▶ _TEXTE FOURNI_
* * * * *

A l'heure du développement de l' "open data", d'un besoin criant dans notre contexte de crise durable de connaître et mesurer l'état du tissu économique, peut-on s'offrir le luxe d'une telle décision ?

Cette FBI (fausse bonne idée) défie le bon sens le plus élémentaire.

Tordons leur cou aux principales idées reçues sur lesquelles se fonde cette décision éminemment contre-productive.

- Argutie première : le coût pour la PME. Illusoire : la non publication ne dispensera pas du coût incontournable de production des bilans pour l'administration fiscale, les banques et les assureurs-crédit ; et la télétransmission dorénavant généralisée fait même disparaître le coût des timbres...

* * * * *

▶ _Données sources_
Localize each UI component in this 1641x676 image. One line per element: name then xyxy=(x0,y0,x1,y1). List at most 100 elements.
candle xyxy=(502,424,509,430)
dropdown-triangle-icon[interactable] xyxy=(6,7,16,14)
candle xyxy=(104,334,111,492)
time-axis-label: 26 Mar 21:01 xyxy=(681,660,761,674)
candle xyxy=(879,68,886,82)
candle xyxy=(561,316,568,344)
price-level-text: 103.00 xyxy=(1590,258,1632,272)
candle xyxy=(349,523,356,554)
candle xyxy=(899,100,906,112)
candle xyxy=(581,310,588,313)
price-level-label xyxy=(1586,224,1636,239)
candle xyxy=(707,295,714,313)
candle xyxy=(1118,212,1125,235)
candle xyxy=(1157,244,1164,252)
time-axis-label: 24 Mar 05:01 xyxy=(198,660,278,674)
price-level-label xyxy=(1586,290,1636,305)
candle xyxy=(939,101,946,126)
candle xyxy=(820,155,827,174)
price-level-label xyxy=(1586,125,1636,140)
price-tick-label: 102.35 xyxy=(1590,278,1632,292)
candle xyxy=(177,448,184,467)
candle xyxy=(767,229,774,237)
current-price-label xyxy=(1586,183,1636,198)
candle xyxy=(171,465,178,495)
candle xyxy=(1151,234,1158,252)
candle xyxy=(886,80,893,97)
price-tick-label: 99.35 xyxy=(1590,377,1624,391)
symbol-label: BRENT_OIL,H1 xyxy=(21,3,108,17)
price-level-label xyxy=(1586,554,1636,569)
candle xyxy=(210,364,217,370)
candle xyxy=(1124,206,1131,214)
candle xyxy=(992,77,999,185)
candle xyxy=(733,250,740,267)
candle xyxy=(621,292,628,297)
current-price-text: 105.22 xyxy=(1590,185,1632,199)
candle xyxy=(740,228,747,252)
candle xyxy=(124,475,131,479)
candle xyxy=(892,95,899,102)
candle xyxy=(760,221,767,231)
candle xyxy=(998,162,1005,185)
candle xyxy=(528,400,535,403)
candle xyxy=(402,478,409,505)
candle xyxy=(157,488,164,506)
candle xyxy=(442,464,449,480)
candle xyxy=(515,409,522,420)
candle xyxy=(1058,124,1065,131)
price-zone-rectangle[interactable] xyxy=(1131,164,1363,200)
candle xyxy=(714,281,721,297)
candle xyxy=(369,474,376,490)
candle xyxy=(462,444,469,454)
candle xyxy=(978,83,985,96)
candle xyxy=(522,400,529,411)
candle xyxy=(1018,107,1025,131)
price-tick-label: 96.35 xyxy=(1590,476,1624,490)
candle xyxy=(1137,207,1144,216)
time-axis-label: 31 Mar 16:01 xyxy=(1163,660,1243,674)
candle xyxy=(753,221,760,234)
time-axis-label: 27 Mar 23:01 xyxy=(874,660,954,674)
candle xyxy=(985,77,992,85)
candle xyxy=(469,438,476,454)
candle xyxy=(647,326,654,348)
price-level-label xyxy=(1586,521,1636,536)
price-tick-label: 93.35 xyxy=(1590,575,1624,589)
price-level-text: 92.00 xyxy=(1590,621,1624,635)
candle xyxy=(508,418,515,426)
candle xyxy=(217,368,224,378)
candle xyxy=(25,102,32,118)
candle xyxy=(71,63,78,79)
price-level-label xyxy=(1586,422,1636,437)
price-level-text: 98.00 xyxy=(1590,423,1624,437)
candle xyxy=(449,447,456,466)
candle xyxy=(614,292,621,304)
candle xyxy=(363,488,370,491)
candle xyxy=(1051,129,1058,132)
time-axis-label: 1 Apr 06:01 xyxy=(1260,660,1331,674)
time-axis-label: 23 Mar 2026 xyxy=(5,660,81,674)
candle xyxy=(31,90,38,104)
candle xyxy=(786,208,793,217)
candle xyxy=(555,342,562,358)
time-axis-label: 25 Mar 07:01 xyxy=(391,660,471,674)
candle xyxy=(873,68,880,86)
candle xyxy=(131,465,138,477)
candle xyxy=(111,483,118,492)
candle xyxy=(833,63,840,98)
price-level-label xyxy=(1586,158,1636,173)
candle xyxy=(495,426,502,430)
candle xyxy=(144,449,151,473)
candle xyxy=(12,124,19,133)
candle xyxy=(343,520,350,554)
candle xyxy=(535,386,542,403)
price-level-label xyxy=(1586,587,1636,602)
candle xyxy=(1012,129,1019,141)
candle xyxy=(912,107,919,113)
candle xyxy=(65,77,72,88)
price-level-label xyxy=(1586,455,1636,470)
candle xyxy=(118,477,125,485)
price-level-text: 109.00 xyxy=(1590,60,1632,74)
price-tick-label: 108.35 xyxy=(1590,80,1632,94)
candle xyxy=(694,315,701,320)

* * * * *

▶ _CONSIGNE_
Citez le texte fourni en commençant par « A l'heure du » et en poursuivant jusqu'à « coût des timbres... ».

▶ _RÉPONSE_
A l'heure du développement de l' "open data", d'un besoin criant dans notre contexte de crise durable de connaître et mesurer l'état du tissu économique, peut-on s'offrir le luxe d'une telle décision ?

Cette FBI (fausse bonne idée) défie le bon sens le plus élémentaire.

Tordons leur cou aux principales idées reçues sur lesquelles se fonde cette décision éminemment contre-productive.

- Argutie première : le coût pour la PME. Illusoire : la non publication ne dispensera pas du coût incontournable de production des bilans pour l'administration fiscale, les banques et les assureurs-crédit ; et la télétransmission dorénavant généralisée fait même disparaître le coût des timbres...